** Start Given information **

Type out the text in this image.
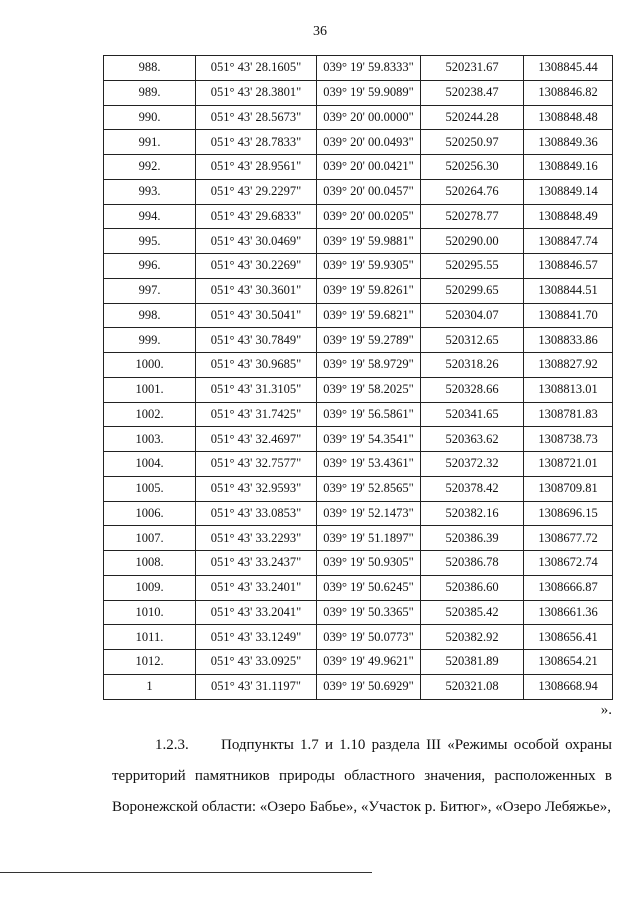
36
988.	051° 43' 28.1605"	039° 19' 59.8333"	520231.67	1308845.44
989.	051° 43' 28.3801"	039° 19' 59.9089"	520238.47	1308846.82
990.	051° 43' 28.5673"	039° 20' 00.0000"	520244.28	1308848.48
991.	051° 43' 28.7833"	039° 20' 00.0493"	520250.97	1308849.36
992.	051° 43' 28.9561"	039° 20' 00.0421"	520256.30	1308849.16
993.	051° 43' 29.2297"	039° 20' 00.0457"	520264.76	1308849.14
994.	051° 43' 29.6833"	039° 20' 00.0205"	520278.77	1308848.49
995.	051° 43' 30.0469"	039° 19' 59.9881"	520290.00	1308847.74
996.	051° 43' 30.2269"	039° 19' 59.9305"	520295.55	1308846.57
997.	051° 43' 30.3601"	039° 19' 59.8261"	520299.65	1308844.51
998.	051° 43' 30.5041"	039° 19' 59.6821"	520304.07	1308841.70
999.	051° 43' 30.7849"	039° 19' 59.2789"	520312.65	1308833.86
1000.	051° 43' 30.9685"	039° 19' 58.9729"	520318.26	1308827.92
1001.	051° 43' 31.3105"	039° 19' 58.2025"	520328.66	1308813.01
1002.	051° 43' 31.7425"	039° 19' 56.5861"	520341.65	1308781.83
1003.	051° 43' 32.4697"	039° 19' 54.3541"	520363.62	1308738.73
1004.	051° 43' 32.7577"	039° 19' 53.4361"	520372.32	1308721.01
1005.	051° 43' 32.9593"	039° 19' 52.8565"	520378.42	1308709.81
1006.	051° 43' 33.0853"	039° 19' 52.1473"	520382.16	1308696.15
1007.	051° 43' 33.2293"	039° 19' 51.1897"	520386.39	1308677.72
1008.	051° 43' 33.2437"	039° 19' 50.9305"	520386.78	1308672.74
1009.	051° 43' 33.2401"	039° 19' 50.6245"	520386.60	1308666.87
1010.	051° 43' 33.2041"	039° 19' 50.3365"	520385.42	1308661.36
1011.	051° 43' 33.1249"	039° 19' 50.0773"	520382.92	1308656.41
1012.	051° 43' 33.0925"	039° 19' 49.9621"	520381.89	1308654.21
1	051° 43' 31.1197"	039° 19' 50.6929"	520321.08	1308668.94
».
1.2.3. Подпункты 1.7 и 1.10 раздела III «Режимы особой охраны территорий памятников природы областного значения, расположенных в Воронежской области: «Озеро Бабье», «Участок р. Битюг», «Озеро Лебяжье»,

** End Given information **

Exercise aim: Without including any pictures, print all of the material exactly as given.

Response to this exercise:
Type out the text in this image.
36
988.	051° 43' 28.1605"	039° 19' 59.8333"	520231.67	1308845.44
989.	051° 43' 28.3801"	039° 19' 59.9089"	520238.47	1308846.82
990.	051° 43' 28.5673"	039° 20' 00.0000"	520244.28	1308848.48
991.	051° 43' 28.7833"	039° 20' 00.0493"	520250.97	1308849.36
992.	051° 43' 28.9561"	039° 20' 00.0421"	520256.30	1308849.16
993.	051° 43' 29.2297"	039° 20' 00.0457"	520264.76	1308849.14
994.	051° 43' 29.6833"	039° 20' 00.0205"	520278.77	1308848.49
995.	051° 43' 30.0469"	039° 19' 59.9881"	520290.00	1308847.74
996.	051° 43' 30.2269"	039° 19' 59.9305"	520295.55	1308846.57
997.	051° 43' 30.3601"	039° 19' 59.8261"	520299.65	1308844.51
998.	051° 43' 30.5041"	039° 19' 59.6821"	520304.07	1308841.70
999.	051° 43' 30.7849"	039° 19' 59.2789"	520312.65	1308833.86
1000.	051° 43' 30.9685"	039° 19' 58.9729"	520318.26	1308827.92
1001.	051° 43' 31.3105"	039° 19' 58.2025"	520328.66	1308813.01
1002.	051° 43' 31.7425"	039° 19' 56.5861"	520341.65	1308781.83
1003.	051° 43' 32.4697"	039° 19' 54.3541"	520363.62	1308738.73
1004.	051° 43' 32.7577"	039° 19' 53.4361"	520372.32	1308721.01
1005.	051° 43' 32.9593"	039° 19' 52.8565"	520378.42	1308709.81
1006.	051° 43' 33.0853"	039° 19' 52.1473"	520382.16	1308696.15
1007.	051° 43' 33.2293"	039° 19' 51.1897"	520386.39	1308677.72
1008.	051° 43' 33.2437"	039° 19' 50.9305"	520386.78	1308672.74
1009.	051° 43' 33.2401"	039° 19' 50.6245"	520386.60	1308666.87
1010.	051° 43' 33.2041"	039° 19' 50.3365"	520385.42	1308661.36
1011.	051° 43' 33.1249"	039° 19' 50.0773"	520382.92	1308656.41
1012.	051° 43' 33.0925"	039° 19' 49.9621"	520381.89	1308654.21
1	051° 43' 31.1197"	039° 19' 50.6929"	520321.08	1308668.94
».
1.2.3. Подпункты 1.7 и 1.10 раздела III «Режимы особой охраны территорий памятников природы областного значения, расположенных в Воронежской области: «Озеро Бабье», «Участок р. Битюг», «Озеро Лебяжье»,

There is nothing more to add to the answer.